(Structured figure records)
····················
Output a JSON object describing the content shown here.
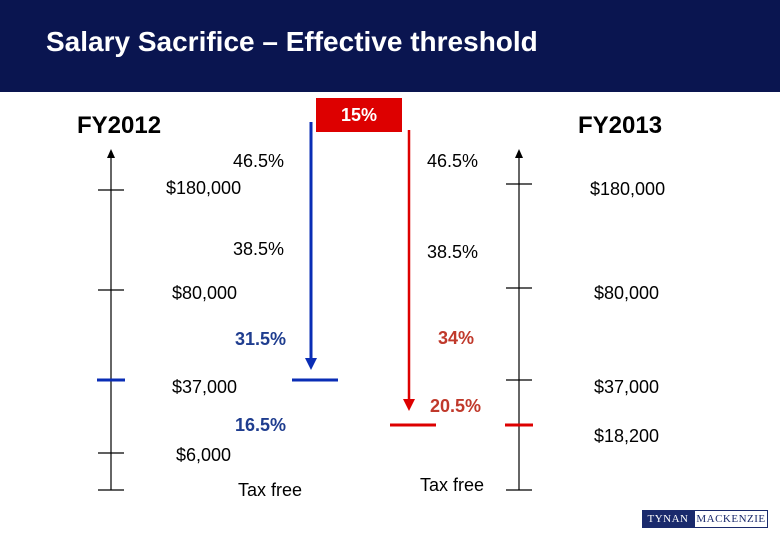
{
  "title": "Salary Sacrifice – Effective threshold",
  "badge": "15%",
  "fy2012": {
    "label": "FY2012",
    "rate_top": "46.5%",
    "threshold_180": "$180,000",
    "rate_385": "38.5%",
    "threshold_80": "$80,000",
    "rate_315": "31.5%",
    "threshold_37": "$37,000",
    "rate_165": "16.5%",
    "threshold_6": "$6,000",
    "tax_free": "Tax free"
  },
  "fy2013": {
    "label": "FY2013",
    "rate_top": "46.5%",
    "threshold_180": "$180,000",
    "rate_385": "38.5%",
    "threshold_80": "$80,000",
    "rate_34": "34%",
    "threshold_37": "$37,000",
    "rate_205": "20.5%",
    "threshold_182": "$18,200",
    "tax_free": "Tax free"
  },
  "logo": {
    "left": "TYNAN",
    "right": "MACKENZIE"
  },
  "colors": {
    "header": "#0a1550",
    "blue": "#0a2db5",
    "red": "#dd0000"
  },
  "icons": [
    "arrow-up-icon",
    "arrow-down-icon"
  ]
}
····················
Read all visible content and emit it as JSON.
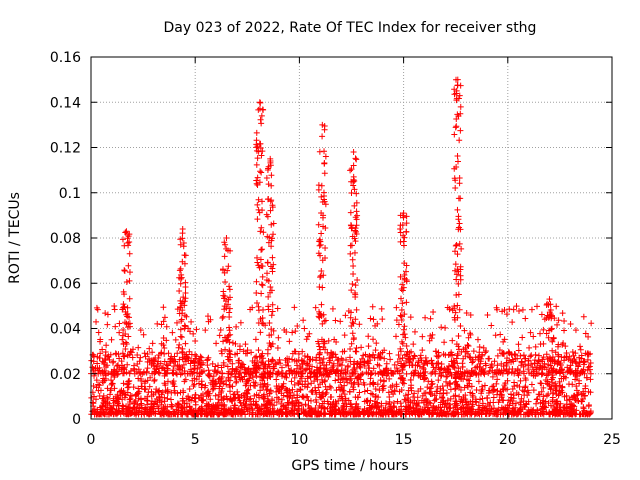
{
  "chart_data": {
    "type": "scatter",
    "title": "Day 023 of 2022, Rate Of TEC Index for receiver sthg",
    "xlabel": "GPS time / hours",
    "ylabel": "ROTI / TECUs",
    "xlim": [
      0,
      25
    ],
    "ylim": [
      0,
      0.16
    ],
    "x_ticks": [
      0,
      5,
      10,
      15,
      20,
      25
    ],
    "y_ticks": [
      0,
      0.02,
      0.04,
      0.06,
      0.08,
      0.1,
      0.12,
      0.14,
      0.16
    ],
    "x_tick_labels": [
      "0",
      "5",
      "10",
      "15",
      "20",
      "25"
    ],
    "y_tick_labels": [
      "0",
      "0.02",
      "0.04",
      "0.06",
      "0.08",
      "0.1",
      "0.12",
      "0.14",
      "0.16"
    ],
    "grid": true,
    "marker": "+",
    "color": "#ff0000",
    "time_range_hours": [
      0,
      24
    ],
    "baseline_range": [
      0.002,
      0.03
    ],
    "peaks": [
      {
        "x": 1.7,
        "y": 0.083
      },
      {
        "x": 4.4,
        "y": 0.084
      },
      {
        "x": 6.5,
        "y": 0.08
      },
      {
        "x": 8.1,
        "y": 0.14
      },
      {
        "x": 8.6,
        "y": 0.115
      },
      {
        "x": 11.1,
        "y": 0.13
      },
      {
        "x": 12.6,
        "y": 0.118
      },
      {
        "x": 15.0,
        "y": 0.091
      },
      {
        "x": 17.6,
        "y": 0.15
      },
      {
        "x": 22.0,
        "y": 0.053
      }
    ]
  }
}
····················
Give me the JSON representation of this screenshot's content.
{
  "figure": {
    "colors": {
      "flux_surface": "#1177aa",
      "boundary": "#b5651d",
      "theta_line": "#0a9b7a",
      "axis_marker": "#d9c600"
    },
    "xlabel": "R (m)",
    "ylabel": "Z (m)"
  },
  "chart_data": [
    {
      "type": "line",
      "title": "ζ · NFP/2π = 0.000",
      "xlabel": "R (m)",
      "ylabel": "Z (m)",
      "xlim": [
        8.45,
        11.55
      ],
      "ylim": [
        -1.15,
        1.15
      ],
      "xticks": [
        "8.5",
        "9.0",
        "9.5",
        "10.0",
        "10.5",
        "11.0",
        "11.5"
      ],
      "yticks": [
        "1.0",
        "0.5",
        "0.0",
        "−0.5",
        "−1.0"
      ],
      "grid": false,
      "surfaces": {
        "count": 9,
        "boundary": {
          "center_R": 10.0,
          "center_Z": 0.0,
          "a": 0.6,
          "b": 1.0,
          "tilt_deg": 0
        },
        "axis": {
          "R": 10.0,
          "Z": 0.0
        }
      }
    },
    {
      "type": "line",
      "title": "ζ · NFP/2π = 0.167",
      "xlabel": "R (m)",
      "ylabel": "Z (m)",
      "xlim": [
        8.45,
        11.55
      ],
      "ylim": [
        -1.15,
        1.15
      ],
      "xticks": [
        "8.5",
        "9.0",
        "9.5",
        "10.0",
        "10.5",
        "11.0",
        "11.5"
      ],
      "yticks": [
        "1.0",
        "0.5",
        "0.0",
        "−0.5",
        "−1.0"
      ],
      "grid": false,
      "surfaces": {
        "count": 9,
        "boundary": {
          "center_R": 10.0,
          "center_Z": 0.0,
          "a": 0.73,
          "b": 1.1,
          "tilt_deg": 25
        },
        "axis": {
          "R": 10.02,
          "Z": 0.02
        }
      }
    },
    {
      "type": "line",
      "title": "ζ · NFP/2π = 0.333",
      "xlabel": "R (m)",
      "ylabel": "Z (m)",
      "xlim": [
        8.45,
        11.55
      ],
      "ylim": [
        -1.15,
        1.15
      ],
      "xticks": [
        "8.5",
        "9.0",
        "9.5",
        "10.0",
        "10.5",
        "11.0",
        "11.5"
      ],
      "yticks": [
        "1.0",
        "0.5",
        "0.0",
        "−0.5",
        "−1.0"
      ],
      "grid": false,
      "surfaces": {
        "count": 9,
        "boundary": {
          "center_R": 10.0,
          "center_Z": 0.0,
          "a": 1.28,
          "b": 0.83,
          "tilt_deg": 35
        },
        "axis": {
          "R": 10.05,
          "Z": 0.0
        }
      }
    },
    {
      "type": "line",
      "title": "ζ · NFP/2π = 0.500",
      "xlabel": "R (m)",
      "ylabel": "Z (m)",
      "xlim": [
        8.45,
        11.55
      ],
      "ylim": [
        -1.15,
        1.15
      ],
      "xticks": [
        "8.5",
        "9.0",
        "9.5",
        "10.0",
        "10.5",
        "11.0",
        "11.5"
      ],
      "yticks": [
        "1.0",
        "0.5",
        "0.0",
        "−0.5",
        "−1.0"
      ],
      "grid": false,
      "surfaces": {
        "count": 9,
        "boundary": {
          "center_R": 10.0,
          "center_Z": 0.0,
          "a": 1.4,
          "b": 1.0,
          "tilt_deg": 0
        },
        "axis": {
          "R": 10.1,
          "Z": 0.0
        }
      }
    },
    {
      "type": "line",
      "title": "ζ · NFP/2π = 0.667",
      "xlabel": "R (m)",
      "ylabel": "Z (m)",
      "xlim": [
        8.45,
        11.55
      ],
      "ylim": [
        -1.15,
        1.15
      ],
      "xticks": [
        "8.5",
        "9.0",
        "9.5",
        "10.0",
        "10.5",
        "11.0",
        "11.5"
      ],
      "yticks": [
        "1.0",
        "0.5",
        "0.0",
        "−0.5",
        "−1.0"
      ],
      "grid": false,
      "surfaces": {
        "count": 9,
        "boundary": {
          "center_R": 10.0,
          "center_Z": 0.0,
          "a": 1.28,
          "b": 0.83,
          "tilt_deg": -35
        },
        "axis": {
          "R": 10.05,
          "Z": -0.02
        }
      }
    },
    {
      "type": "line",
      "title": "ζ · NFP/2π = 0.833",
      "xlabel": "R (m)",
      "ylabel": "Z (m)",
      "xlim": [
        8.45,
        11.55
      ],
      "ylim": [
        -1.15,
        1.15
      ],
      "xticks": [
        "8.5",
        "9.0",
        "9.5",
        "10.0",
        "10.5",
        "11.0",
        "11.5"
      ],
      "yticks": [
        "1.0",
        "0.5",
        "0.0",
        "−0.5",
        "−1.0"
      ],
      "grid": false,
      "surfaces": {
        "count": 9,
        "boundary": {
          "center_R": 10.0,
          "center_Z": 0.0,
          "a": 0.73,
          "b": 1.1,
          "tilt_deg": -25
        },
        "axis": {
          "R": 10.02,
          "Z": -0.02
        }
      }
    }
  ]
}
····················
• Task to complete: Gather, from the listing above, every line carrying the word "JSON".

• Worked solution:
Output a JSON object describing the content shown here.
Read all visible content and emit it as JSON.
Give me the JSON representation of this screenshot's content.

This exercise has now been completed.